** Start RECORDS FOR PROCESSING **

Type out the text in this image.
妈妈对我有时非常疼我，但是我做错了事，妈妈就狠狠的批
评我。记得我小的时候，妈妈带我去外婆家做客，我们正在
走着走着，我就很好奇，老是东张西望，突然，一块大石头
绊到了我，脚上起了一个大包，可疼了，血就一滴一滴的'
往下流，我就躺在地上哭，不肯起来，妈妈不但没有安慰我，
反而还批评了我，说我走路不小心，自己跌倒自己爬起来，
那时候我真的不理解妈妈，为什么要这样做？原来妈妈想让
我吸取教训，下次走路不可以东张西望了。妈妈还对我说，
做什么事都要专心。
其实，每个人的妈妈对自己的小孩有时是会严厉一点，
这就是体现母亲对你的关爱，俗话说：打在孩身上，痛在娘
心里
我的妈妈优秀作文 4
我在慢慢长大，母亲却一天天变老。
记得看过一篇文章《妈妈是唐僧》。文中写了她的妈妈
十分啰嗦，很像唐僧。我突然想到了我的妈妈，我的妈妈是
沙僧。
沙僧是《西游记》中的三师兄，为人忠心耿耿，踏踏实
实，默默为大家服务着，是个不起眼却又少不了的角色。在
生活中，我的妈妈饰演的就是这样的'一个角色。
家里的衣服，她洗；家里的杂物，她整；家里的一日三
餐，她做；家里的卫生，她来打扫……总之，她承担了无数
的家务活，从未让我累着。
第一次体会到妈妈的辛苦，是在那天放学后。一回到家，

** End RECORDS FOR PROCESSING **

Reproduce all of the material above word for word.

### [FULL ANSWER]
Type out the text in this image.
妈妈对我有时非常疼我，但是我做错了事，妈妈就狠狠的批
评我。记得我小的时候，妈妈带我去外婆家做客，我们正在
走着走着，我就很好奇，老是东张西望，突然，一块大石头
绊到了我，脚上起了一个大包，可疼了，血就一滴一滴的'
往下流，我就躺在地上哭，不肯起来，妈妈不但没有安慰我，
反而还批评了我，说我走路不小心，自己跌倒自己爬起来，
那时候我真的不理解妈妈，为什么要这样做？原来妈妈想让
我吸取教训，下次走路不可以东张西望了。妈妈还对我说，
做什么事都要专心。
其实，每个人的妈妈对自己的小孩有时是会严厉一点，
这就是体现母亲对你的关爱，俗话说：打在孩身上，痛在娘
心里
我的妈妈优秀作文 4
我在慢慢长大，母亲却一天天变老。
记得看过一篇文章《妈妈是唐僧》。文中写了她的妈妈
十分啰嗦，很像唐僧。我突然想到了我的妈妈，我的妈妈是
沙僧。
沙僧是《西游记》中的三师兄，为人忠心耿耿，踏踏实
实，默默为大家服务着，是个不起眼却又少不了的角色。在
生活中，我的妈妈饰演的就是这样的'一个角色。
家里的衣服，她洗；家里的杂物，她整；家里的一日三
餐，她做；家里的卫生，她来打扫……总之，她承担了无数
的家务活，从未让我累着。
第一次体会到妈妈的辛苦，是在那天放学后。一回到家，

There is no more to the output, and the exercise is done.